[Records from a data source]
···
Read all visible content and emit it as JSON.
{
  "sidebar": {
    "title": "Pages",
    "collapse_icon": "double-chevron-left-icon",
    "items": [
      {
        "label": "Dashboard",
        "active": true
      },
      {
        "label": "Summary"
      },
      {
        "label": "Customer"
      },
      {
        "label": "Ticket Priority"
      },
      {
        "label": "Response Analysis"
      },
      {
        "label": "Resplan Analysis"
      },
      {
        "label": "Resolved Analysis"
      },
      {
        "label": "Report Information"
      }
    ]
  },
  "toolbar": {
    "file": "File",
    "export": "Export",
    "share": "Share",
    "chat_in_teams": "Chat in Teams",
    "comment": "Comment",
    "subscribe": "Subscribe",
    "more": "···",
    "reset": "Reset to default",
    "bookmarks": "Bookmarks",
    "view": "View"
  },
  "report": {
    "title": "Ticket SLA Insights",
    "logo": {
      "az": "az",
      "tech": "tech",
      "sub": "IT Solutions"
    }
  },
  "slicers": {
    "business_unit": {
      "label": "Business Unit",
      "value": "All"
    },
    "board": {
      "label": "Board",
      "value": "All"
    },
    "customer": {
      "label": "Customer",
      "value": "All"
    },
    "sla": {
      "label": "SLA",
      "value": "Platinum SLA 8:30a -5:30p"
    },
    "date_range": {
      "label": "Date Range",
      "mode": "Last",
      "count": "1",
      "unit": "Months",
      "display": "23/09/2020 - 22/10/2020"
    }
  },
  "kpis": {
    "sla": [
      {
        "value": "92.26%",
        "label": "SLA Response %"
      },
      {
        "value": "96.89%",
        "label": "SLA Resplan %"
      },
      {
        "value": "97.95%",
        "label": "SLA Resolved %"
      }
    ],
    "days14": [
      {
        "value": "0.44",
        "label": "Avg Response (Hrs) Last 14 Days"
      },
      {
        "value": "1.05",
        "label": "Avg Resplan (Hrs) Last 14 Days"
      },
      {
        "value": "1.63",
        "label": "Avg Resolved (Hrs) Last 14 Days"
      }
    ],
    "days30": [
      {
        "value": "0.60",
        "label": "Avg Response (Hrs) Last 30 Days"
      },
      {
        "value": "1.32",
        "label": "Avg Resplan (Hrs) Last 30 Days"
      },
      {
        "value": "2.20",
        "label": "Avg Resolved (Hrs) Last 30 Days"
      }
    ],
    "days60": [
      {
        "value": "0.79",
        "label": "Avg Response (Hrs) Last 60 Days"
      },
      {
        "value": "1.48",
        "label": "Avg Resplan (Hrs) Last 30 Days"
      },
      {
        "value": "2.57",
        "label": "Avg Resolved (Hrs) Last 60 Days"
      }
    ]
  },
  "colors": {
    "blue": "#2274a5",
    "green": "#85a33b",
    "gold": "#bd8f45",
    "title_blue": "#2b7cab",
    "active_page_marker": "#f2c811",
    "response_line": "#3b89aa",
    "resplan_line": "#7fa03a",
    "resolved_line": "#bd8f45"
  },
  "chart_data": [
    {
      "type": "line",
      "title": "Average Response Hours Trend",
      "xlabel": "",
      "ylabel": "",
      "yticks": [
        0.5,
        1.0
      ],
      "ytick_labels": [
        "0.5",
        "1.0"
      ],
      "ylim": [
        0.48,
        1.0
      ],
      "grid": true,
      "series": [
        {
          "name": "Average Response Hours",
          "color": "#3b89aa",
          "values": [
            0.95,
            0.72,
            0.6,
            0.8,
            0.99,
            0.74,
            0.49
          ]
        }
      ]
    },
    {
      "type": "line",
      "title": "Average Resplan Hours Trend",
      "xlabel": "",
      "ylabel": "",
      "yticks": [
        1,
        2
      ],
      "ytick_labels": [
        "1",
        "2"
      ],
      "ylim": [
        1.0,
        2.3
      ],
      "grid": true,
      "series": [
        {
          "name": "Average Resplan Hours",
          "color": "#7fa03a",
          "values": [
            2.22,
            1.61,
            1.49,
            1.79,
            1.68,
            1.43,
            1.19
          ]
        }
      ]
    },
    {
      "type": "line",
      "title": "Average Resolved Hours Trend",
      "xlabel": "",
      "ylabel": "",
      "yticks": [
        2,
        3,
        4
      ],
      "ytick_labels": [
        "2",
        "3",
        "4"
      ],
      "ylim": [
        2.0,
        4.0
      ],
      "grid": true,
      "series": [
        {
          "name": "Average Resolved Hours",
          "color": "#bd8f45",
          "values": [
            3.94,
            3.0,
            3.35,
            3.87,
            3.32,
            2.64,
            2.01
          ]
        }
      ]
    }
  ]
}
···
# Exercise brief
Reproduce all the data word for word.

# Response to the task
Read all visible content and emit it as JSON.
{
  "sidebar": {
    "title": "Pages",
    "collapse_icon": "double-chevron-left-icon",
    "items": [
      {
        "label": "Dashboard",
        "active": true
      },
      {
        "label": "Summary"
      },
      {
        "label": "Customer"
      },
      {
        "label": "Ticket Priority"
      },
      {
        "label": "Response Analysis"
      },
      {
        "label": "Resplan Analysis"
      },
      {
        "label": "Resolved Analysis"
      },
      {
        "label": "Report Information"
      }
    ]
  },
  "toolbar": {
    "file": "File",
    "export": "Export",
    "share": "Share",
    "chat_in_teams": "Chat in Teams",
    "comment": "Comment",
    "subscribe": "Subscribe",
    "more": "···",
    "reset": "Reset to default",
    "bookmarks": "Bookmarks",
    "view": "View"
  },
  "report": {
    "title": "Ticket SLA Insights",
    "logo": {
      "az": "az",
      "tech": "tech",
      "sub": "IT Solutions"
    }
  },
  "slicers": {
    "business_unit": {
      "label": "Business Unit",
      "value": "All"
    },
    "board": {
      "label": "Board",
      "value": "All"
    },
    "customer": {
      "label": "Customer",
      "value": "All"
    },
    "sla": {
      "label": "SLA",
      "value": "Platinum SLA 8:30a -5:30p"
    },
    "date_range": {
      "label": "Date Range",
      "mode": "Last",
      "count": "1",
      "unit": "Months",
      "display": "23/09/2020 - 22/10/2020"
    }
  },
  "kpis": {
    "sla": [
      {
        "value": "92.26%",
        "label": "SLA Response %"
      },
      {
        "value": "96.89%",
        "label": "SLA Resplan %"
      },
      {
        "value": "97.95%",
        "label": "SLA Resolved %"
      }
    ],
    "days14": [
      {
        "value": "0.44",
        "label": "Avg Response (Hrs) Last 14 Days"
      },
      {
        "value": "1.05",
        "label": "Avg Resplan (Hrs) Last 14 Days"
      },
      {
        "value": "1.63",
        "label": "Avg Resolved (Hrs) Last 14 Days"
      }
    ],
    "days30": [
      {
        "value": "0.60",
        "label": "Avg Response (Hrs) Last 30 Days"
      },
      {
        "value": "1.32",
        "label": "Avg Resplan (Hrs) Last 30 Days"
      },
      {
        "value": "2.20",
        "label": "Avg Resolved (Hrs) Last 30 Days"
      }
    ],
    "days60": [
      {
        "value": "0.79",
        "label": "Avg Response (Hrs) Last 60 Days"
      },
      {
        "value": "1.48",
        "label": "Avg Resplan (Hrs) Last 30 Days"
      },
      {
        "value": "2.57",
        "label": "Avg Resolved (Hrs) Last 60 Days"
      }
    ]
  },
  "colors": {
    "blue": "#2274a5",
    "green": "#85a33b",
    "gold": "#bd8f45",
    "title_blue": "#2b7cab",
    "active_page_marker": "#f2c811",
    "response_line": "#3b89aa",
    "resplan_line": "#7fa03a",
    "resolved_line": "#bd8f45"
  },
  "chart_data": [
    {
      "type": "line",
      "title": "Average Response Hours Trend",
      "xlabel": "",
      "ylabel": "",
      "yticks": [
        0.5,
        1.0
      ],
      "ytick_labels": [
        "0.5",
        "1.0"
      ],
      "ylim": [
        0.48,
        1.0
      ],
      "grid": true,
      "series": [
        {
          "name": "Average Response Hours",
          "color": "#3b89aa",
          "values": [
            0.95,
            0.72,
            0.6,
            0.8,
            0.99,
            0.74,
            0.49
          ]
        }
      ]
    },
    {
      "type": "line",
      "title": "Average Resplan Hours Trend",
      "xlabel": "",
      "ylabel": "",
      "yticks": [
        1,
        2
      ],
      "ytick_labels": [
        "1",
        "2"
      ],
      "ylim": [
        1.0,
        2.3
      ],
      "grid": true,
      "series": [
        {
          "name": "Average Resplan Hours",
          "color": "#7fa03a",
          "values": [
            2.22,
            1.61,
            1.49,
            1.79,
            1.68,
            1.43,
            1.19
          ]
        }
      ]
    },
    {
      "type": "line",
      "title": "Average Resolved Hours Trend",
      "xlabel": "",
      "ylabel": "",
      "yticks": [
        2,
        3,
        4
      ],
      "ytick_labels": [
        "2",
        "3",
        "4"
      ],
      "ylim": [
        2.0,
        4.0
      ],
      "grid": true,
      "series": [
        {
          "name": "Average Resolved Hours",
          "color": "#bd8f45",
          "values": [
            3.94,
            3.0,
            3.35,
            3.87,
            3.32,
            2.64,
            2.01
          ]
        }
      ]
    }
  ]
}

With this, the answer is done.